YOUR INSTRUCTIONS: State the number of lines that hold the string "Draw", with nothing added.

A run of records
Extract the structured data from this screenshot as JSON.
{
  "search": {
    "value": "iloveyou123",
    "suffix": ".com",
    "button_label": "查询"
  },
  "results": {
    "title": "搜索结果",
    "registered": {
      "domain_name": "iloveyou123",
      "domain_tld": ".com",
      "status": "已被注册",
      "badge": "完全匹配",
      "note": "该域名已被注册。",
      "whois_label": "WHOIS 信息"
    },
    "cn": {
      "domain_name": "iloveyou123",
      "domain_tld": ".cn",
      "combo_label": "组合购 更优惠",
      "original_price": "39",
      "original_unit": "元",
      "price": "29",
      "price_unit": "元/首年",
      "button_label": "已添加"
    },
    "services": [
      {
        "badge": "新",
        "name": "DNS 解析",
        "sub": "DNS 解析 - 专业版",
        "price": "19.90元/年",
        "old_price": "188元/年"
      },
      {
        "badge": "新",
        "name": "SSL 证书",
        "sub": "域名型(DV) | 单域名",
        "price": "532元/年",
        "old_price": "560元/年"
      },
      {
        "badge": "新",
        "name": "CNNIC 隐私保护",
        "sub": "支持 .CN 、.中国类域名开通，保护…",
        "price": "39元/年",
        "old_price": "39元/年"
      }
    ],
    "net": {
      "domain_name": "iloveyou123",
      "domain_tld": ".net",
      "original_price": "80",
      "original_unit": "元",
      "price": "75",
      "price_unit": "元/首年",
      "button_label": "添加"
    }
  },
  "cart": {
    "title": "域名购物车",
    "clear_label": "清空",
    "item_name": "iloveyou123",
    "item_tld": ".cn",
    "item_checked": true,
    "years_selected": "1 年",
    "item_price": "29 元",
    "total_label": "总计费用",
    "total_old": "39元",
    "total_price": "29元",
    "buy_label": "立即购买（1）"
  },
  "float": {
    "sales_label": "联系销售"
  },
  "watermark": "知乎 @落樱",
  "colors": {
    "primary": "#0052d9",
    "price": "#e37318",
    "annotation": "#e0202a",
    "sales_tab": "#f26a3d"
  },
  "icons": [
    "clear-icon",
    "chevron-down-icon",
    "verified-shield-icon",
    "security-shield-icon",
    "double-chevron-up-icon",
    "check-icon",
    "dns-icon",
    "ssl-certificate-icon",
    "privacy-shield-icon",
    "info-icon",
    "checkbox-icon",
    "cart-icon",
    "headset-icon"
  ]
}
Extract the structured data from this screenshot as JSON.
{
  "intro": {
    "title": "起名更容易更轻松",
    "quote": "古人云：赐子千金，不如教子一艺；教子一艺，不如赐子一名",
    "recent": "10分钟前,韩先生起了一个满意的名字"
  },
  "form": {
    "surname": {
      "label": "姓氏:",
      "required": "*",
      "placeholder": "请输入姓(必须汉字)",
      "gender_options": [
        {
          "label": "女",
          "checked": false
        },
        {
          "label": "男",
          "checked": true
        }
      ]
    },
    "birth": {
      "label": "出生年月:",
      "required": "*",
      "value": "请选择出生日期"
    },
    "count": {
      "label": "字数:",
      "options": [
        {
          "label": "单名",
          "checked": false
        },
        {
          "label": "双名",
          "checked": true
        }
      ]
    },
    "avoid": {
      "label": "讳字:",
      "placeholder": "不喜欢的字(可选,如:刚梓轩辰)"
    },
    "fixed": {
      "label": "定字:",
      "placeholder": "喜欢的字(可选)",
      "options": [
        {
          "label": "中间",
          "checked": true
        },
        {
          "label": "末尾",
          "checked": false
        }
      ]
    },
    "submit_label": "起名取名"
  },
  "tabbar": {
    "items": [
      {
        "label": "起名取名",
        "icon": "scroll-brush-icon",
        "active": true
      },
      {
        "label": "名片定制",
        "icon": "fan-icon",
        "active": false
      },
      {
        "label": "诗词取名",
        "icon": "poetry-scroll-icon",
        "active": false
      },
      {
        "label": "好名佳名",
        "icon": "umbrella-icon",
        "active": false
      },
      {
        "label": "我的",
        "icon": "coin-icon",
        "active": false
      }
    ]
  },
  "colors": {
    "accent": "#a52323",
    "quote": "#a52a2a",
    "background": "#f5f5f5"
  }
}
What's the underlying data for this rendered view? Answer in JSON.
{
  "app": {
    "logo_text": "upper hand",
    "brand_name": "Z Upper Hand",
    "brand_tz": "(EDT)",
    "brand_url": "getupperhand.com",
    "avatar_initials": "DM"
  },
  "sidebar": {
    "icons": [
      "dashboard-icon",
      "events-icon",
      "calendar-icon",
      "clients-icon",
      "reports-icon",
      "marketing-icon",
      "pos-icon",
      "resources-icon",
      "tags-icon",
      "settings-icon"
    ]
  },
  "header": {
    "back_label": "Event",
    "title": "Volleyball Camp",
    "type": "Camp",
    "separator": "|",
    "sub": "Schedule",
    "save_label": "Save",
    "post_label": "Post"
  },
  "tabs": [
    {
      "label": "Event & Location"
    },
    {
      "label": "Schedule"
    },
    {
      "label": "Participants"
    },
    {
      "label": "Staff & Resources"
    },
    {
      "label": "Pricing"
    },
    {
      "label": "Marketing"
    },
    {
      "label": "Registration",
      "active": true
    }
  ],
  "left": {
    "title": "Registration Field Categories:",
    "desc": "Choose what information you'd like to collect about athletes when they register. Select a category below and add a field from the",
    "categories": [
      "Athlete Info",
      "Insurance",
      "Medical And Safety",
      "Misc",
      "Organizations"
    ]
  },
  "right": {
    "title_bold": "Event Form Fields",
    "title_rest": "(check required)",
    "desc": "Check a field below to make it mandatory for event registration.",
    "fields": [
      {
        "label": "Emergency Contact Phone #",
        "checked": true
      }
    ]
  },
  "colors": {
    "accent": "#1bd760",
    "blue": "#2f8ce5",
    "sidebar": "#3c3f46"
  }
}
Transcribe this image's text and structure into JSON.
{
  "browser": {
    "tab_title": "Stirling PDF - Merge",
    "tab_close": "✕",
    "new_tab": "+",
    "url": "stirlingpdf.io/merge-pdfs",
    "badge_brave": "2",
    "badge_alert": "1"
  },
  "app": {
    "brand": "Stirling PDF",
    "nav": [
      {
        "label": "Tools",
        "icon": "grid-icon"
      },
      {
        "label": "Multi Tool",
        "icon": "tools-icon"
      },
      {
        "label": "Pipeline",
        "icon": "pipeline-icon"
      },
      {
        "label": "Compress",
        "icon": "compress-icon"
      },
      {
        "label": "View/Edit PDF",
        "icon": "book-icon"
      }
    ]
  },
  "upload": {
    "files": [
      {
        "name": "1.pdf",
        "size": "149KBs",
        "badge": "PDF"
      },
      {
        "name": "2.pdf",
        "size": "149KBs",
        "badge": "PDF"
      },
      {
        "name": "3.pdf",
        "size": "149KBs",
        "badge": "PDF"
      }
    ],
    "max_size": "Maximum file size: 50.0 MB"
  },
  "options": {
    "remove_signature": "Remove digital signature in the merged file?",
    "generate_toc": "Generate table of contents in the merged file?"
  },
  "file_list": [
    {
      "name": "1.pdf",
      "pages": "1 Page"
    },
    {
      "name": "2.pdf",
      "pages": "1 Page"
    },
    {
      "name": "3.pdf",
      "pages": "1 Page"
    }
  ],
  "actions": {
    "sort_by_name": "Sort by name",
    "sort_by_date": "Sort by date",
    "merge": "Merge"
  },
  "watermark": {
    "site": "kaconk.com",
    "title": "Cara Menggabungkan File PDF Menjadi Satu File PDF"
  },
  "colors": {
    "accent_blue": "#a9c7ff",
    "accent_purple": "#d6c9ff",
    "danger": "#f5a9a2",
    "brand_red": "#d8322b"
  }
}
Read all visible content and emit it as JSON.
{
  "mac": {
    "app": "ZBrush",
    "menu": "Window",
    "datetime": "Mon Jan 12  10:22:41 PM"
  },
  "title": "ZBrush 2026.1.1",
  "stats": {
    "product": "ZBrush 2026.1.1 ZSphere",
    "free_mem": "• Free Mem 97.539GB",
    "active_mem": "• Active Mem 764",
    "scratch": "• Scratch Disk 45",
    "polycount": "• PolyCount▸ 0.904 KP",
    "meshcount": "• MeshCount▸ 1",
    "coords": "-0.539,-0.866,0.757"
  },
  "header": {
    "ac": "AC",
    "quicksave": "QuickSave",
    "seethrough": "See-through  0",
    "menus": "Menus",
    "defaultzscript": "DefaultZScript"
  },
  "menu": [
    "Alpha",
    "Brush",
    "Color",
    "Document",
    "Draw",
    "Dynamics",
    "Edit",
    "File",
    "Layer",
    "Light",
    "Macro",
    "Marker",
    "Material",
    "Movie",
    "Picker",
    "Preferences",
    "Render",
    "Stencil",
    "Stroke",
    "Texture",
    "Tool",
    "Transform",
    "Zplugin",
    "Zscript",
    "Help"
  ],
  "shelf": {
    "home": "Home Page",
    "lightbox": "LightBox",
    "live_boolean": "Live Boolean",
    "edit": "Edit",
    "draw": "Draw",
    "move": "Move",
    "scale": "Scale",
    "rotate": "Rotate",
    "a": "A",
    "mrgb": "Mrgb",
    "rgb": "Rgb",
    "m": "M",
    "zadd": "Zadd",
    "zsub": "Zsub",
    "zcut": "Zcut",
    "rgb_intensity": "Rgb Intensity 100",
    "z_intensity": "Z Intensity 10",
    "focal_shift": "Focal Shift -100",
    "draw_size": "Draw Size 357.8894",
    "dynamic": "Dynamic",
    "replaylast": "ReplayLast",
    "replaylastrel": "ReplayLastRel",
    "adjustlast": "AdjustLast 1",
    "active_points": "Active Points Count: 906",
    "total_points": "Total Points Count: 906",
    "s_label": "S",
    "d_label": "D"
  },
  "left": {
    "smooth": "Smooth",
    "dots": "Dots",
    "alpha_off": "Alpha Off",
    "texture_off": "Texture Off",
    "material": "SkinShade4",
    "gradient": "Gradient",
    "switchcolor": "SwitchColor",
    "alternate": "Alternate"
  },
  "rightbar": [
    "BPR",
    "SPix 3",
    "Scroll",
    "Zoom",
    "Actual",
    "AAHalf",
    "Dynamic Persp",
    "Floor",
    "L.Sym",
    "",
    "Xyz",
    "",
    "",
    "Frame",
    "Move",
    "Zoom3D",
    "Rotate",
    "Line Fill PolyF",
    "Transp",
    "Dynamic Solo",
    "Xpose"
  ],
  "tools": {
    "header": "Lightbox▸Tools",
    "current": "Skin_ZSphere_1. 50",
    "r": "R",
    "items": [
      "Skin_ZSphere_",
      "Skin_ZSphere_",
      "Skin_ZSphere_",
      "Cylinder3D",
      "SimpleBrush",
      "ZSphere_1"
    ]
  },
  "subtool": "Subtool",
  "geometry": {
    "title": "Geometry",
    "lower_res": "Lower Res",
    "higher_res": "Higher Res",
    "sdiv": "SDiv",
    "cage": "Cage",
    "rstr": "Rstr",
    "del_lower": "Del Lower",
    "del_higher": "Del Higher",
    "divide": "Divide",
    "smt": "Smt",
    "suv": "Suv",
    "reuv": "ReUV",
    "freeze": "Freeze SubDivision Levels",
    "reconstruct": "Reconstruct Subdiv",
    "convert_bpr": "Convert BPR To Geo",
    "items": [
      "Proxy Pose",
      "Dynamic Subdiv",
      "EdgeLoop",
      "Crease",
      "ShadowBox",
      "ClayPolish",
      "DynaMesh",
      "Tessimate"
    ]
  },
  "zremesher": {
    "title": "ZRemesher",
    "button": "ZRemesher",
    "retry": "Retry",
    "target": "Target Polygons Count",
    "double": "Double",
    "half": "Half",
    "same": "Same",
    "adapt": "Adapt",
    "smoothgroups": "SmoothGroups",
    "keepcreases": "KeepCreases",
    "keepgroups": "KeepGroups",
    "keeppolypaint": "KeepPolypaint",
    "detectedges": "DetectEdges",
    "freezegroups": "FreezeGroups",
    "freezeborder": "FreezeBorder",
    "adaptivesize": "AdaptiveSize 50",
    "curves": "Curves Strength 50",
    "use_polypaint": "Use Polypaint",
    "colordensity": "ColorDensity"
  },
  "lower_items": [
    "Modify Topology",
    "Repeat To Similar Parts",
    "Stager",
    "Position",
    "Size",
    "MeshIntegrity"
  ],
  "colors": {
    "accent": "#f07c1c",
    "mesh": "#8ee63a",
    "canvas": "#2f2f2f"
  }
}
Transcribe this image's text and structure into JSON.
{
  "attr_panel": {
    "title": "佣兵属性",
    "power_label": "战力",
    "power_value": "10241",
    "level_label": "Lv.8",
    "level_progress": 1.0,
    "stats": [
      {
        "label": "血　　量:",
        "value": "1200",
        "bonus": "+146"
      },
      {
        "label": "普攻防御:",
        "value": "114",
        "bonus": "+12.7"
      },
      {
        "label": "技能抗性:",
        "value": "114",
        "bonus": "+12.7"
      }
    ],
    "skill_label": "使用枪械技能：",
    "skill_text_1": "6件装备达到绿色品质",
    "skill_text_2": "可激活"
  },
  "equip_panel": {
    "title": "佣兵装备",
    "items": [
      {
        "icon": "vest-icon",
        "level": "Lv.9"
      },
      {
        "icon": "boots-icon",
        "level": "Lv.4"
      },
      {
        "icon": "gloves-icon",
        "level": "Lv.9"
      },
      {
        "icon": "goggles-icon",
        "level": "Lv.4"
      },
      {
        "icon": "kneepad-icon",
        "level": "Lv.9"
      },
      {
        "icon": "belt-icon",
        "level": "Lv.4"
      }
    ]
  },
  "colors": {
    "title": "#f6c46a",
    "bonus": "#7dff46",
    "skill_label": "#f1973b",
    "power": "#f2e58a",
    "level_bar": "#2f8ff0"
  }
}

SOLUTION: 3